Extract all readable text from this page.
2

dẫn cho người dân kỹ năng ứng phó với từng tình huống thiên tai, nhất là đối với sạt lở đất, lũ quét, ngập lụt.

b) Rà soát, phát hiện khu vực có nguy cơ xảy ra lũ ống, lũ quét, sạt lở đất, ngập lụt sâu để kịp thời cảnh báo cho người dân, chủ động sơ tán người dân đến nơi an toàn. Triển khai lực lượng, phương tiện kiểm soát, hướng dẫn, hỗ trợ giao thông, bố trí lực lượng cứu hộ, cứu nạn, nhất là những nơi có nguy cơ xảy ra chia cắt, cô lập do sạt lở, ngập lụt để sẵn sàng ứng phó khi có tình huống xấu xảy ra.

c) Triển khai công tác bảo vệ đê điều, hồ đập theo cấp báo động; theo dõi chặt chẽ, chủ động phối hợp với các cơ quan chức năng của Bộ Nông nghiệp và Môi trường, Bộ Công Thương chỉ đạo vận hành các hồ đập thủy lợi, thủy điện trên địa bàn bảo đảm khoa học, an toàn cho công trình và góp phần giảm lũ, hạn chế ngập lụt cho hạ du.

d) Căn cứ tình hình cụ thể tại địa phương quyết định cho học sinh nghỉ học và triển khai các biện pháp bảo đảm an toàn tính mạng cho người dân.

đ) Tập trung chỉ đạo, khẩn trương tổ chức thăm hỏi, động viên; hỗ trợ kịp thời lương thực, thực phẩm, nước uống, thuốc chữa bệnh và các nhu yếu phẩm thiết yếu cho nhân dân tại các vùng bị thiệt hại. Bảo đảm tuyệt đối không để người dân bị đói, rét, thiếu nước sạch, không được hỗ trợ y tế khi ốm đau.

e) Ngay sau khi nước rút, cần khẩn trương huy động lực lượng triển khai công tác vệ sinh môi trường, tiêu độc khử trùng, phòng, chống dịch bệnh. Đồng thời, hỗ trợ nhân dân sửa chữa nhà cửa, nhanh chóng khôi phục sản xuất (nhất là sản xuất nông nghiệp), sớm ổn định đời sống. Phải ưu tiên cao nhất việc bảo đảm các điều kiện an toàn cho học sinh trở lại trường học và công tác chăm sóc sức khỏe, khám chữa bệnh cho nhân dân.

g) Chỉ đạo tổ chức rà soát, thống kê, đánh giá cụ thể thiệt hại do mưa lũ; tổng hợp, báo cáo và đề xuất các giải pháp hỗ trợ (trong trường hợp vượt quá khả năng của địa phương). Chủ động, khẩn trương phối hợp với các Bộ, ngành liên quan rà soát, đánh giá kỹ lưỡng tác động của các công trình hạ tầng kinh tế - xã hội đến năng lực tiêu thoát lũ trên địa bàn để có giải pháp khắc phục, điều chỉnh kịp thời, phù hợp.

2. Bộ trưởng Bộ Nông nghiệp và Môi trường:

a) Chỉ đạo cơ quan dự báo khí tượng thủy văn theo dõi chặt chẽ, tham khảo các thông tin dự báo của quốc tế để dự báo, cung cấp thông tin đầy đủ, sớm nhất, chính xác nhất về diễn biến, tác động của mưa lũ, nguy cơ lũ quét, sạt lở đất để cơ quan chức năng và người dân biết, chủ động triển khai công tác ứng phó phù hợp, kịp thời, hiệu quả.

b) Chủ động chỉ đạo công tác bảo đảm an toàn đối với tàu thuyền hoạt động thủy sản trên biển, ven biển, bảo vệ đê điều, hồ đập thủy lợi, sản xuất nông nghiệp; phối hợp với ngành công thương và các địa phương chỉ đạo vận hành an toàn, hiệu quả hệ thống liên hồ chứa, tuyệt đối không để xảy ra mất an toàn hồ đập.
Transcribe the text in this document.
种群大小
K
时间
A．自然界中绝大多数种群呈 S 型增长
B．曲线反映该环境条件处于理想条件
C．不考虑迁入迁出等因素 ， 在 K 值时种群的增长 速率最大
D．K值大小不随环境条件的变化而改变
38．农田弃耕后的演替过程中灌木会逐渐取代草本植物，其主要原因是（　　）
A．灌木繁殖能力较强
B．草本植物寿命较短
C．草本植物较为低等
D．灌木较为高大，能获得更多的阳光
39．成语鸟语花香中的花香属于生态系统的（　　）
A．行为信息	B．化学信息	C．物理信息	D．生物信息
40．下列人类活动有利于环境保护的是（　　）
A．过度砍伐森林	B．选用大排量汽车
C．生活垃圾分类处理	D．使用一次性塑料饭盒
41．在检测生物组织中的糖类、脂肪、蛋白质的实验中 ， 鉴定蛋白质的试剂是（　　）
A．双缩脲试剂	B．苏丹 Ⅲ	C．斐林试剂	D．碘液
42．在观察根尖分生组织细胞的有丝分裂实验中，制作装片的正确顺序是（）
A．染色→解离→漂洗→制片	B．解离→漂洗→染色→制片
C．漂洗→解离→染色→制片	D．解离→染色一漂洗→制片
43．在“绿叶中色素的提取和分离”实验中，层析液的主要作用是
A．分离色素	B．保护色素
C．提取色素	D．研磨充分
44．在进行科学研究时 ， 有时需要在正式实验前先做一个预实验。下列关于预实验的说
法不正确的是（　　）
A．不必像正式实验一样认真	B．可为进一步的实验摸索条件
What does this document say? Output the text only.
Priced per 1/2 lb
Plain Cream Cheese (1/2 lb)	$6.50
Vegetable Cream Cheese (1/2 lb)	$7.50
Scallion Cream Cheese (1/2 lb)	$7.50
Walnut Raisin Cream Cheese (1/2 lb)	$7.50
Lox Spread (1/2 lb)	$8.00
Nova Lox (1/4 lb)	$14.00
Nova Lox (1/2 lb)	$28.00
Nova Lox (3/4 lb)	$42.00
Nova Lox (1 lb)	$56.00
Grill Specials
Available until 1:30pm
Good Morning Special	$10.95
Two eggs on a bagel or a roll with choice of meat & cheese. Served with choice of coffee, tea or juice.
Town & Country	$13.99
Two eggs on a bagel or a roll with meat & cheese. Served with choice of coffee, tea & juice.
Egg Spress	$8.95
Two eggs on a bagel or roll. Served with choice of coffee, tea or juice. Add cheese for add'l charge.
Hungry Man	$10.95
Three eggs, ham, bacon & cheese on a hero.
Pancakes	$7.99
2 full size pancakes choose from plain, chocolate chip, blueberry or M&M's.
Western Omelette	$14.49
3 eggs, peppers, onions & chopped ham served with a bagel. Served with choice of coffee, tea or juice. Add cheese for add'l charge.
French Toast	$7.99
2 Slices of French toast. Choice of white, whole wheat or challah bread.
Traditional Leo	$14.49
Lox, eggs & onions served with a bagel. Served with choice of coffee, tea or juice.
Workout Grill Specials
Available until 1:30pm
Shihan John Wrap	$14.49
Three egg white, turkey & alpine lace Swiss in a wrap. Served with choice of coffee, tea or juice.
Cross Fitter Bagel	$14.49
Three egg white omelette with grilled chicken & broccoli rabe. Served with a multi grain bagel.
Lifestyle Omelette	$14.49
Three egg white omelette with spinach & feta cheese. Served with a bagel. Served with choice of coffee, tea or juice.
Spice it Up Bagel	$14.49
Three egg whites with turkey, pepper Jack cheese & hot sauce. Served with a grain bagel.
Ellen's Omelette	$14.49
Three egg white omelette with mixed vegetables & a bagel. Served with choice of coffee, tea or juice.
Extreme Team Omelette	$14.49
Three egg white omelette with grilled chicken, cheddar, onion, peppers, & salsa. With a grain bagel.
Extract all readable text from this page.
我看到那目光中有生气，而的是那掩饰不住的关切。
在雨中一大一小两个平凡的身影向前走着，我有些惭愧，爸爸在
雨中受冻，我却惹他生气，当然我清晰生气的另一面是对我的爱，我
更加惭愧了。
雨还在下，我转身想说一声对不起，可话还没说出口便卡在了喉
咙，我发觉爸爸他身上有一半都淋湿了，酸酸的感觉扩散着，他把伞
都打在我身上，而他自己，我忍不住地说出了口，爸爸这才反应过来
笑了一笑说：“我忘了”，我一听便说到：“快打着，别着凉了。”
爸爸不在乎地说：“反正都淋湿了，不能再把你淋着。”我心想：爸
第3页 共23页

***

> Problem statement
Look through the entries above; copy each line where the string "nhân" appears.

> Result of the task
đ) Tập trung chỉ đạo, khẩn trương tổ chức thăm hỏi, động viên; hỗ trợ kịp thời lương thực, thực phẩm, nước uống, thuốc chữa bệnh và các nhu yếu phẩm thiết yếu cho nhân dân tại các vùng bị thiệt hại. Bảo đảm tuyệt đối không để người dân bị đói, rét, thiếu nước sạch, không được hỗ trợ y tế khi ốm đau.
e) Ngay sau khi nước rút, cần khẩn trương huy động lực lượng triển khai công tác vệ sinh môi trường, tiêu độc khử trùng, phòng, chống dịch bệnh. Đồng thời, hỗ trợ nhân dân sửa chữa nhà cửa, nhanh chóng khôi phục sản xuất (nhất là sản xuất nông nghiệp), sớm ổn định đời sống. Phải ưu tiên cao nhất việc bảo đảm các điều kiện an toàn cho học sinh trở lại trường học và công tác chăm sóc sức khỏe, khám chữa bệnh cho nhân dân.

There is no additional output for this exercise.